GOAL:
Repeat all of the data precisely.

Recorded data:
* * * * * * * * *
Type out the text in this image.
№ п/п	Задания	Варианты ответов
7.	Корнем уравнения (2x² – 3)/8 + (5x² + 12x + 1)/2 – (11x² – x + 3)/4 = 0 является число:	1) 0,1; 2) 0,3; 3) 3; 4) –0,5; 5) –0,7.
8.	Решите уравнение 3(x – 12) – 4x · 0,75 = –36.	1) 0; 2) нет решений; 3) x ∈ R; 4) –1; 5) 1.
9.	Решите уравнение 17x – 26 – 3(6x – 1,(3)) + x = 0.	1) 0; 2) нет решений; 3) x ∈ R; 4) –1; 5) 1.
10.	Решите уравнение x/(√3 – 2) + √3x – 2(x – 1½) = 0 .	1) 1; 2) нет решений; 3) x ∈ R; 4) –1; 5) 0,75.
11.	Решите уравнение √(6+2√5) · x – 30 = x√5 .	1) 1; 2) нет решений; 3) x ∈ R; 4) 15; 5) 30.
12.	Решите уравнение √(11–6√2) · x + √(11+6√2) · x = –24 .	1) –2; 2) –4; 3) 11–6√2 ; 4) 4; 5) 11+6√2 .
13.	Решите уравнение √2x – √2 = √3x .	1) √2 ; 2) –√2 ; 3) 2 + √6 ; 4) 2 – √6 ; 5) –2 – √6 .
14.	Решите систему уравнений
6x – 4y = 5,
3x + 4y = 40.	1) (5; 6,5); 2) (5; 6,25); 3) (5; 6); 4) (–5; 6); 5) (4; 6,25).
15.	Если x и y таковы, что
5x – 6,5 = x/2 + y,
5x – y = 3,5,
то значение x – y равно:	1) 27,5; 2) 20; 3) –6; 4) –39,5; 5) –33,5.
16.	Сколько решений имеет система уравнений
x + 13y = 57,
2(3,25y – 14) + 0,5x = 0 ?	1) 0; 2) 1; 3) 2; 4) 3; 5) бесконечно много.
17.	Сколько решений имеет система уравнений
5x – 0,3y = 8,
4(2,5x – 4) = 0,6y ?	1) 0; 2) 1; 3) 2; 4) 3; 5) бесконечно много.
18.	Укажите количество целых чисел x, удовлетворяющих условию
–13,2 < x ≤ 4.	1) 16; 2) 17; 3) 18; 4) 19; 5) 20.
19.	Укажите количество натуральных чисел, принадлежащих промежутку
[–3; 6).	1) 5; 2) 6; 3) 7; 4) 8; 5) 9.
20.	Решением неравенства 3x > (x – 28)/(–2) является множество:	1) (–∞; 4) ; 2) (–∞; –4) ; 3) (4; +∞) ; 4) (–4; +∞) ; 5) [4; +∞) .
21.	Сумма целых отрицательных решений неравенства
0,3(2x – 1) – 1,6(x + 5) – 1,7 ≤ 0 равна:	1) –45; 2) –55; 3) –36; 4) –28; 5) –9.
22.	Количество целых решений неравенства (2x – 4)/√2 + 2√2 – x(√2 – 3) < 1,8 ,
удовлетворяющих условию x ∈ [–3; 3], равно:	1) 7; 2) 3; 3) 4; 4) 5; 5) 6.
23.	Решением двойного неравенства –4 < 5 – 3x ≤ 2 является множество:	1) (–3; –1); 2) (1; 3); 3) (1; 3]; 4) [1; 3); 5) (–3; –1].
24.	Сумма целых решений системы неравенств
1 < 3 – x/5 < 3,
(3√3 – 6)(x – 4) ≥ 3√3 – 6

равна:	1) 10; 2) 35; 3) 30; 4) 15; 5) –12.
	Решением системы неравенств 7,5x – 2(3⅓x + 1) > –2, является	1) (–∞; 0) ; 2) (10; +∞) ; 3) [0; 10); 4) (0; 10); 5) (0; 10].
* * * * * * * * *
ANSWER FOR THE TASK:
Type out the text in this image.
№ п/п	Задания	Варианты ответов
7.	Корнем уравнения (2x² – 3)/8 + (5x² + 12x + 1)/2 – (11x² – x + 3)/4 = 0 является число:	1) 0,1; 2) 0,3; 3) 3; 4) –0,5; 5) –0,7.
8.	Решите уравнение 3(x – 12) – 4x · 0,75 = –36.	1) 0; 2) нет решений; 3) x ∈ R; 4) –1; 5) 1.
9.	Решите уравнение 17x – 26 – 3(6x – 1,(3)) + x = 0.	1) 0; 2) нет решений; 3) x ∈ R; 4) –1; 5) 1.
10.	Решите уравнение x/(√3 – 2) + √3x – 2(x – 1½) = 0 .	1) 1; 2) нет решений; 3) x ∈ R; 4) –1; 5) 0,75.
11.	Решите уравнение √(6+2√5) · x – 30 = x√5 .	1) 1; 2) нет решений; 3) x ∈ R; 4) 15; 5) 30.
12.	Решите уравнение √(11–6√2) · x + √(11+6√2) · x = –24 .	1) –2; 2) –4; 3) 11–6√2 ; 4) 4; 5) 11+6√2 .
13.	Решите уравнение √2x – √2 = √3x .	1) √2 ; 2) –√2 ; 3) 2 + √6 ; 4) 2 – √6 ; 5) –2 – √6 .
14.	Решите систему уравнений
6x – 4y = 5,
3x + 4y = 40.	1) (5; 6,5); 2) (5; 6,25); 3) (5; 6); 4) (–5; 6); 5) (4; 6,25).
15.	Если x и y таковы, что
5x – 6,5 = x/2 + y,
5x – y = 3,5,
то значение x – y равно:	1) 27,5; 2) 20; 3) –6; 4) –39,5; 5) –33,5.
16.	Сколько решений имеет система уравнений
x + 13y = 57,
2(3,25y – 14) + 0,5x = 0 ?	1) 0; 2) 1; 3) 2; 4) 3; 5) бесконечно много.
17.	Сколько решений имеет система уравнений
5x – 0,3y = 8,
4(2,5x – 4) = 0,6y ?	1) 0; 2) 1; 3) 2; 4) 3; 5) бесконечно много.
18.	Укажите количество целых чисел x, удовлетворяющих условию
–13,2 < x ≤ 4.	1) 16; 2) 17; 3) 18; 4) 19; 5) 20.
19.	Укажите количество натуральных чисел, принадлежащих промежутку
[–3; 6).	1) 5; 2) 6; 3) 7; 4) 8; 5) 9.
20.	Решением неравенства 3x > (x – 28)/(–2) является множество:	1) (–∞; 4) ; 2) (–∞; –4) ; 3) (4; +∞) ; 4) (–4; +∞) ; 5) [4; +∞) .
21.	Сумма целых отрицательных решений неравенства
0,3(2x – 1) – 1,6(x + 5) – 1,7 ≤ 0 равна:	1) –45; 2) –55; 3) –36; 4) –28; 5) –9.
22.	Количество целых решений неравенства (2x – 4)/√2 + 2√2 – x(√2 – 3) < 1,8 ,
удовлетворяющих условию x ∈ [–3; 3], равно:	1) 7; 2) 3; 3) 4; 4) 5; 5) 6.
23.	Решением двойного неравенства –4 < 5 – 3x ≤ 2 является множество:	1) (–3; –1); 2) (1; 3); 3) (1; 3]; 4) [1; 3); 5) (–3; –1].
24.	Сумма целых решений системы неравенств
1 < 3 – x/5 < 3,
(3√3 – 6)(x – 4) ≥ 3√3 – 6

равна:	1) 10; 2) 35; 3) 30; 4) 15; 5) –12.
	Решением системы неравенств 7,5x – 2(3⅓x + 1) > –2, является	1) (–∞; 0) ; 2) (10; +∞) ; 3) [0; 10); 4) (0; 10); 5) (0; 10].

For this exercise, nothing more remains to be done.